• Objective: Go through the entries below and collect each line with the string "many" in it.

--- Start Data for this task ---

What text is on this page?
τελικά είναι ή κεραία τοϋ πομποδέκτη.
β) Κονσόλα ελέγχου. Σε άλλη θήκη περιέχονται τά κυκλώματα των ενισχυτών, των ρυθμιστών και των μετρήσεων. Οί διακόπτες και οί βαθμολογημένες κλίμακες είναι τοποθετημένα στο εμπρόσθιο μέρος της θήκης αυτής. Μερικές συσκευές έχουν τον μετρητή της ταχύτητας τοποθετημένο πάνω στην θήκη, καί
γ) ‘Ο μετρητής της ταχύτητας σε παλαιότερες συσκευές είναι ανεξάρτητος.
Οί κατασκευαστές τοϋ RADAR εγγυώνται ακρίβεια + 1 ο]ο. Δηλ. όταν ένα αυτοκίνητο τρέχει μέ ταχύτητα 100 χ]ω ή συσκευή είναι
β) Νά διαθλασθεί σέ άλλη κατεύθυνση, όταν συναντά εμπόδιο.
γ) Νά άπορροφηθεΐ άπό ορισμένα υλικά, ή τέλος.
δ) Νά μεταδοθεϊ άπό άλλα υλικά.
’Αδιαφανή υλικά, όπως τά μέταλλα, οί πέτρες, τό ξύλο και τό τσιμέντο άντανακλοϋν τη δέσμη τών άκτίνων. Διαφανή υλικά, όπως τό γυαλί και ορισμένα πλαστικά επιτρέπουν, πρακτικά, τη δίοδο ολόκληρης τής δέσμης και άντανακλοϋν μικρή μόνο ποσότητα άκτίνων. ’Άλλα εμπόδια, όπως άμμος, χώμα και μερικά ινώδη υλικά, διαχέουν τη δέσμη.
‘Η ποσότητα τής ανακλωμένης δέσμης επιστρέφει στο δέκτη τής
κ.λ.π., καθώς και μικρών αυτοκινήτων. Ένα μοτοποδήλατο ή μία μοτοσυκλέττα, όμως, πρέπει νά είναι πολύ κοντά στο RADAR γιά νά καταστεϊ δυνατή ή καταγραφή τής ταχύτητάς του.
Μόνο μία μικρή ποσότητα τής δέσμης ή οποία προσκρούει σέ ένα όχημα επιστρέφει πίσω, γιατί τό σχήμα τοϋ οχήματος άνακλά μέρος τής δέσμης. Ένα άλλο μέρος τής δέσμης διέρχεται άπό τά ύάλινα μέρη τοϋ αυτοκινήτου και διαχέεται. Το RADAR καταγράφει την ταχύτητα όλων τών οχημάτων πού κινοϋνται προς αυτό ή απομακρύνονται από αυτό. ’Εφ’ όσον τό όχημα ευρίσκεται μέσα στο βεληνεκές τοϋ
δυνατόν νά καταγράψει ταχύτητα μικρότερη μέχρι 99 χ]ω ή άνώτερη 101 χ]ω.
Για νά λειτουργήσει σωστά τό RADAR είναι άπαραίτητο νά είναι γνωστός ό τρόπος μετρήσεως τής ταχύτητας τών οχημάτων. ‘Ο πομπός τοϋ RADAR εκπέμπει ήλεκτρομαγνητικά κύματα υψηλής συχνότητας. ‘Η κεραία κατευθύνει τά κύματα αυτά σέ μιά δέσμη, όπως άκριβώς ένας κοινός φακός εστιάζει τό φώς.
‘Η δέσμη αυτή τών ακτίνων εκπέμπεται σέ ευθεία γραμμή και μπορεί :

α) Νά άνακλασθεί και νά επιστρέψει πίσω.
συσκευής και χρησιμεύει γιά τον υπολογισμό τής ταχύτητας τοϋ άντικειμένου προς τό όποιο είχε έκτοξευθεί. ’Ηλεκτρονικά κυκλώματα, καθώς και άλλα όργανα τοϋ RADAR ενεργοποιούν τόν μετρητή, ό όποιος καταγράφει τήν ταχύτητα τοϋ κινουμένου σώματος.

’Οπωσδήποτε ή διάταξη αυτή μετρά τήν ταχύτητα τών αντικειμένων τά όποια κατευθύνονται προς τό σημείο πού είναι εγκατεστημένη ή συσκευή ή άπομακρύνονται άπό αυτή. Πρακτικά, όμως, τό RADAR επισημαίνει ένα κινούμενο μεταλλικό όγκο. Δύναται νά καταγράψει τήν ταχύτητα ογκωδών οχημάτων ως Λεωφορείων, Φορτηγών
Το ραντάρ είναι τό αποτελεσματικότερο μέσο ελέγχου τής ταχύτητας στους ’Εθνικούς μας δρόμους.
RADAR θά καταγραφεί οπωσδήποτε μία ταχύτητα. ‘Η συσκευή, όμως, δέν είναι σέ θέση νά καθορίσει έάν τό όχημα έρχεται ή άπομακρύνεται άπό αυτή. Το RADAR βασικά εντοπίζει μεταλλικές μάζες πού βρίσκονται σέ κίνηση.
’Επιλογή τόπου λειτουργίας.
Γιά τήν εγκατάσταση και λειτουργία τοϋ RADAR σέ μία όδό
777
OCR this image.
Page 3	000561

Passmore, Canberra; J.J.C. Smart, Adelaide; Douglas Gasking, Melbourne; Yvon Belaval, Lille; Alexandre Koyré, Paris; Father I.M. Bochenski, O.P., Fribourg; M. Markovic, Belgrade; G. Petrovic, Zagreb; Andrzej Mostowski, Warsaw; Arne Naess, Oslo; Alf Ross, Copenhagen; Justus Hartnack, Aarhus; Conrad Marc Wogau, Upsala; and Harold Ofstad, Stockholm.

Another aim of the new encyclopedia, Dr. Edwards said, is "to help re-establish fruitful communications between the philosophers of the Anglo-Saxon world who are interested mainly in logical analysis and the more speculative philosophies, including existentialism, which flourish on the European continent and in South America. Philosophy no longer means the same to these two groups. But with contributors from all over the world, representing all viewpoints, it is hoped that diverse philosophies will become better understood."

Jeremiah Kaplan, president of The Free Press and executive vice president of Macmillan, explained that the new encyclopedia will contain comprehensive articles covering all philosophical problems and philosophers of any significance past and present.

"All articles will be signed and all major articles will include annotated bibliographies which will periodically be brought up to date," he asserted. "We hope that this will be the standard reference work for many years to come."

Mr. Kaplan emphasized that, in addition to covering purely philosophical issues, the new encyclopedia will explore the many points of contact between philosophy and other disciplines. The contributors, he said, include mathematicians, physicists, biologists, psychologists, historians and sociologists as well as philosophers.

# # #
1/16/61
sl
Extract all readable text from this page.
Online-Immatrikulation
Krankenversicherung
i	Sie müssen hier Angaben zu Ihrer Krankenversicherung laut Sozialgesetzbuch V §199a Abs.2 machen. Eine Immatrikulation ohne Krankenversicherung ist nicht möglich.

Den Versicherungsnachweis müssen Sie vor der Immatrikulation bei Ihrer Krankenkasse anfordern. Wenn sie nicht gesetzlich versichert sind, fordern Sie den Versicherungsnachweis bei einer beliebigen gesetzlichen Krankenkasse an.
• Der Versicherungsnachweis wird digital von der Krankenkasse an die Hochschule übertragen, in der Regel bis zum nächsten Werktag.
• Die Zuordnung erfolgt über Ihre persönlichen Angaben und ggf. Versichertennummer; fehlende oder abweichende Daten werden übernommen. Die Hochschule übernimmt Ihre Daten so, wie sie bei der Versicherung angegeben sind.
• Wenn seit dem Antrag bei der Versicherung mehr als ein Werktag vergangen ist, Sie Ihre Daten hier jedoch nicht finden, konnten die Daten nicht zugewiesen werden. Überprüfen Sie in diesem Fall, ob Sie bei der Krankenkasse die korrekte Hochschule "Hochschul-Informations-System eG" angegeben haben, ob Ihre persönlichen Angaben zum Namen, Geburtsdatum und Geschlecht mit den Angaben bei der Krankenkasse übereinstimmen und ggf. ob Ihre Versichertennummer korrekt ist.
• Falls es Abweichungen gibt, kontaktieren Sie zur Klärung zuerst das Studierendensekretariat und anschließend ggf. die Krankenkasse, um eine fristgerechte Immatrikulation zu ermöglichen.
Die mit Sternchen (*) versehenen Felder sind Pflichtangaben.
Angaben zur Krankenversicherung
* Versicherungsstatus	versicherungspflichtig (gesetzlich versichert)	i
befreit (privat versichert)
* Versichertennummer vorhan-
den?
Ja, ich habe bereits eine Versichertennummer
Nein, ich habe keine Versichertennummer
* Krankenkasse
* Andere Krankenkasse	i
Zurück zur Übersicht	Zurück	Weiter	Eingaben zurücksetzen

--- End Data for this task ---

• Output of the task:
"All articles will be signed and all major articles will include annotated bibliographies which will periodically be brought up to date," he asserted. "We hope that this will be the standard reference work for many years to come."
Mr. Kaplan emphasized that, in addition to covering purely philosophical issues, the new encyclopedia will explore the many points of contact between philosophy and other disciplines. The contributors, he said, include mathematicians, physicists, biologists, psychologists, historians and sociologists as well as philosophers.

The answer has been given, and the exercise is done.